**AIM OF THE TASK**: Can you copy every line of the records below, character for character?
※ ※ ※
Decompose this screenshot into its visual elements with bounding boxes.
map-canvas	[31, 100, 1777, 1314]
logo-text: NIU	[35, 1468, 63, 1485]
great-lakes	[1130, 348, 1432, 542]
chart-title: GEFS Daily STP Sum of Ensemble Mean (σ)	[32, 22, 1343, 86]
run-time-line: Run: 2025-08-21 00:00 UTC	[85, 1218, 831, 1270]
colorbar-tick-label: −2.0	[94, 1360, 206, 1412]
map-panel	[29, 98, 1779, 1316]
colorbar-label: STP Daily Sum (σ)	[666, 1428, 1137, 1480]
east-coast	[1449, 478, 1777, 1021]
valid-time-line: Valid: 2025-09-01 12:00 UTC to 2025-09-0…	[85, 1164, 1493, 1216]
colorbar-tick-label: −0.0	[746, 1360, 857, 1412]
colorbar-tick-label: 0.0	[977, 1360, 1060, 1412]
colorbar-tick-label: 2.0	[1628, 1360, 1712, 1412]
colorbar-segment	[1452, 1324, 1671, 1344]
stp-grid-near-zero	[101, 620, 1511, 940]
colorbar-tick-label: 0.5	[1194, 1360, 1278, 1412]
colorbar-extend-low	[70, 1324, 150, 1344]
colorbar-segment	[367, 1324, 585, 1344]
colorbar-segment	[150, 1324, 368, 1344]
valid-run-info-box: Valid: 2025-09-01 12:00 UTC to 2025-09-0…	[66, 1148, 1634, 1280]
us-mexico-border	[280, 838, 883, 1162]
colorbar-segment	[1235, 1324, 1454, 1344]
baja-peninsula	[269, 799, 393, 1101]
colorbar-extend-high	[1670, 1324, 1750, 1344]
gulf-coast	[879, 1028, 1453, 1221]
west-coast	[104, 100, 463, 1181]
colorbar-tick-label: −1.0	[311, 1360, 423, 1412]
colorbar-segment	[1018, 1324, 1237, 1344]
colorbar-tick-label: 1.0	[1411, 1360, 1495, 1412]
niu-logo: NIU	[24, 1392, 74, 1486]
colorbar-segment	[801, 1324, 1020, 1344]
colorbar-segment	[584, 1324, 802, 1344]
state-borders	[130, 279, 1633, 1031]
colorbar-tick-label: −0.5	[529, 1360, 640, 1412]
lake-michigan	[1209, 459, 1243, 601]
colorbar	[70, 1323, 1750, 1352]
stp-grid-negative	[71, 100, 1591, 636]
※ ※ ※
**FINAL RESULT**:
Decompose this screenshot into its visual elements with bounding boxes.
map-canvas	[31, 100, 1777, 1314]
logo-text: NIU	[35, 1468, 63, 1485]
great-lakes	[1130, 348, 1432, 542]
chart-title: GEFS Daily STP Sum of Ensemble Mean (σ)	[32, 22, 1343, 86]
run-time-line: Run: 2025-08-21 00:00 UTC	[85, 1218, 831, 1270]
colorbar-tick-label: −2.0	[94, 1360, 206, 1412]
map-panel	[29, 98, 1779, 1316]
colorbar-label: STP Daily Sum (σ)	[666, 1428, 1137, 1480]
east-coast	[1449, 478, 1777, 1021]
valid-time-line: Valid: 2025-09-01 12:00 UTC to 2025-09-0…	[85, 1164, 1493, 1216]
colorbar-tick-label: −0.0	[746, 1360, 857, 1412]
colorbar-tick-label: 0.0	[977, 1360, 1060, 1412]
colorbar-tick-label: 2.0	[1628, 1360, 1712, 1412]
colorbar-segment	[1452, 1324, 1671, 1344]
stp-grid-near-zero	[101, 620, 1511, 940]
colorbar-tick-label: 0.5	[1194, 1360, 1278, 1412]
colorbar-extend-low	[70, 1324, 150, 1344]
colorbar-segment	[367, 1324, 585, 1344]
colorbar-segment	[150, 1324, 368, 1344]
valid-run-info-box: Valid: 2025-09-01 12:00 UTC to 2025-09-0…	[66, 1148, 1634, 1280]
us-mexico-border	[280, 838, 883, 1162]
colorbar-segment	[1235, 1324, 1454, 1344]
baja-peninsula	[269, 799, 393, 1101]
colorbar-extend-high	[1670, 1324, 1750, 1344]
gulf-coast	[879, 1028, 1453, 1221]
west-coast	[104, 100, 463, 1181]
colorbar-tick-label: −1.0	[311, 1360, 423, 1412]
colorbar-segment	[1018, 1324, 1237, 1344]
colorbar-tick-label: 1.0	[1411, 1360, 1495, 1412]
niu-logo: NIU	[24, 1392, 74, 1486]
colorbar-segment	[801, 1324, 1020, 1344]
colorbar-segment	[584, 1324, 802, 1344]
state-borders	[130, 279, 1633, 1031]
colorbar-tick-label: −0.5	[529, 1360, 640, 1412]
lake-michigan	[1209, 459, 1243, 601]
colorbar	[70, 1323, 1750, 1352]
stp-grid-negative	[71, 100, 1591, 636]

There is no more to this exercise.